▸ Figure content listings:
** Start **
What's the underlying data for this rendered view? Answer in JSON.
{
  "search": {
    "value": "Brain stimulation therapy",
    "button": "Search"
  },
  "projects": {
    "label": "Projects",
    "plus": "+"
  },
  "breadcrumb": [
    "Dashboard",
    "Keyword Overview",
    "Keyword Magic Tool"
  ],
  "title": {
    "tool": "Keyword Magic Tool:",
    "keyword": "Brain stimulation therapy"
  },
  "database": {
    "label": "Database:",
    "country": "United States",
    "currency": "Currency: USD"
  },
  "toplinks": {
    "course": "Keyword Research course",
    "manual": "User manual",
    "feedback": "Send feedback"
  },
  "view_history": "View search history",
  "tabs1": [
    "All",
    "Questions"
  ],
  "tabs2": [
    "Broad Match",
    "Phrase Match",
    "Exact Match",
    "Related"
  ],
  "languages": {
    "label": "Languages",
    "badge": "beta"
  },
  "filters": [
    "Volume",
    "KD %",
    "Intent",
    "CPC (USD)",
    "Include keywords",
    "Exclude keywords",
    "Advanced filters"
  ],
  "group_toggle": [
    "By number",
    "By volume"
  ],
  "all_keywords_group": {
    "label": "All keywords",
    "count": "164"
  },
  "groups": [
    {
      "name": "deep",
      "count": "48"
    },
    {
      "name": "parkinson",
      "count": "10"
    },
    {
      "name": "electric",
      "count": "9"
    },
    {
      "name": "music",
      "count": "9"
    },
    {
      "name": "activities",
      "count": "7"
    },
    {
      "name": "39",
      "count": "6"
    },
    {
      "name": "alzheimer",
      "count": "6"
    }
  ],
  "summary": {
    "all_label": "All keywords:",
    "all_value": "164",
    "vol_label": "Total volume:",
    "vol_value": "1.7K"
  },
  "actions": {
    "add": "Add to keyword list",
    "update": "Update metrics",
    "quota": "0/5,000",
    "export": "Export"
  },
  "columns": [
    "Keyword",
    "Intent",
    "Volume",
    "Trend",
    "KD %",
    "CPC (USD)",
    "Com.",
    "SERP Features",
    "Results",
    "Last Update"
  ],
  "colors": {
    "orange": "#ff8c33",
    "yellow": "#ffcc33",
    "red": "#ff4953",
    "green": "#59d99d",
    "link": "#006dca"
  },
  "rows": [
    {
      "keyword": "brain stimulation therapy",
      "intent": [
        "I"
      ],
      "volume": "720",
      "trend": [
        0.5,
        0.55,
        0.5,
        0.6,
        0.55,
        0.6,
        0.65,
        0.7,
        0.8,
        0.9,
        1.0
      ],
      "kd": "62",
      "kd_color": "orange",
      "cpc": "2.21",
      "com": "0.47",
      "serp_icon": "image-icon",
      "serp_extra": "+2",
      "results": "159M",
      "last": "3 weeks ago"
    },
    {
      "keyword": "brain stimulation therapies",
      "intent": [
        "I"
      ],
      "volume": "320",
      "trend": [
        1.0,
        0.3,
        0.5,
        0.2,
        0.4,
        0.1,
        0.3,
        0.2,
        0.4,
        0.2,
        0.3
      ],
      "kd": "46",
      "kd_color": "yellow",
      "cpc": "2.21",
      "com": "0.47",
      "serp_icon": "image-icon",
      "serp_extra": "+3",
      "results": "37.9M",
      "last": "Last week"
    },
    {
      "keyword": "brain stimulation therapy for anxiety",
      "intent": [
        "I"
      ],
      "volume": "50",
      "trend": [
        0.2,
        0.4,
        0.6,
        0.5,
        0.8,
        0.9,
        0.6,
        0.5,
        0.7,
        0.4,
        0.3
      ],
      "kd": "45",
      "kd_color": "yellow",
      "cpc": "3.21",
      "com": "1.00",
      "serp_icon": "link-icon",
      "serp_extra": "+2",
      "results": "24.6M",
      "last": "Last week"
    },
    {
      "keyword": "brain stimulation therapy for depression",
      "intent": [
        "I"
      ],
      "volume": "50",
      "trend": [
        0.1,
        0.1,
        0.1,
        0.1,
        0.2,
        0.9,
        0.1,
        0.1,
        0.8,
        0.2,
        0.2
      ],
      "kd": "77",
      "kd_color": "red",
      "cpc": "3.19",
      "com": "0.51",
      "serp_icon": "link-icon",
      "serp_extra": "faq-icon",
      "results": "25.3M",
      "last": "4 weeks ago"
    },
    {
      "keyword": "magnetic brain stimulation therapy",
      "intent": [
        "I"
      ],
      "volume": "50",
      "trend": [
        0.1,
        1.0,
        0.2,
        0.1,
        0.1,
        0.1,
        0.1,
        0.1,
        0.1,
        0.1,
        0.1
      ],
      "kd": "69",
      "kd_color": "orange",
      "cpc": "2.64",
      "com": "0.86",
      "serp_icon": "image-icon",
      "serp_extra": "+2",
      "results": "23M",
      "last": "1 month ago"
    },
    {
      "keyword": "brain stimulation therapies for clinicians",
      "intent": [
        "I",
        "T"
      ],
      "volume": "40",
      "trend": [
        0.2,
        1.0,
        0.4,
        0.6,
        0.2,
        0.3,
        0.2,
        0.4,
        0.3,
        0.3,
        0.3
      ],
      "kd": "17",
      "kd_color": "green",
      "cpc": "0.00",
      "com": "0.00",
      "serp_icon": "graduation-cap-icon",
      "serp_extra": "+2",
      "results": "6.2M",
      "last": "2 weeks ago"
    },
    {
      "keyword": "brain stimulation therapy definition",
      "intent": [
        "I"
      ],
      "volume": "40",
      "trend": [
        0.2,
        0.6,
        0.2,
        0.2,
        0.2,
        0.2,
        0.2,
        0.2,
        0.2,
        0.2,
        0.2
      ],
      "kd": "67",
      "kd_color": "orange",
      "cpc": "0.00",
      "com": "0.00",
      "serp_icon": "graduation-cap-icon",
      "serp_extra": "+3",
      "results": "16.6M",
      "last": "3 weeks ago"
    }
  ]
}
** End **
▸ INSTRUCTION: Go through the records. Copy each line where "therapy" appears.

▸ FULL RESPONSE:
    "value": "Brain stimulation therapy",
    "keyword": "Brain stimulation therapy"
      "keyword": "brain stimulation therapy",
      "keyword": "brain stimulation therapy for anxiety",
      "keyword": "brain stimulation therapy for depression",
      "keyword": "magnetic brain stimulation therapy",
      "keyword": "brain stimulation therapy definition",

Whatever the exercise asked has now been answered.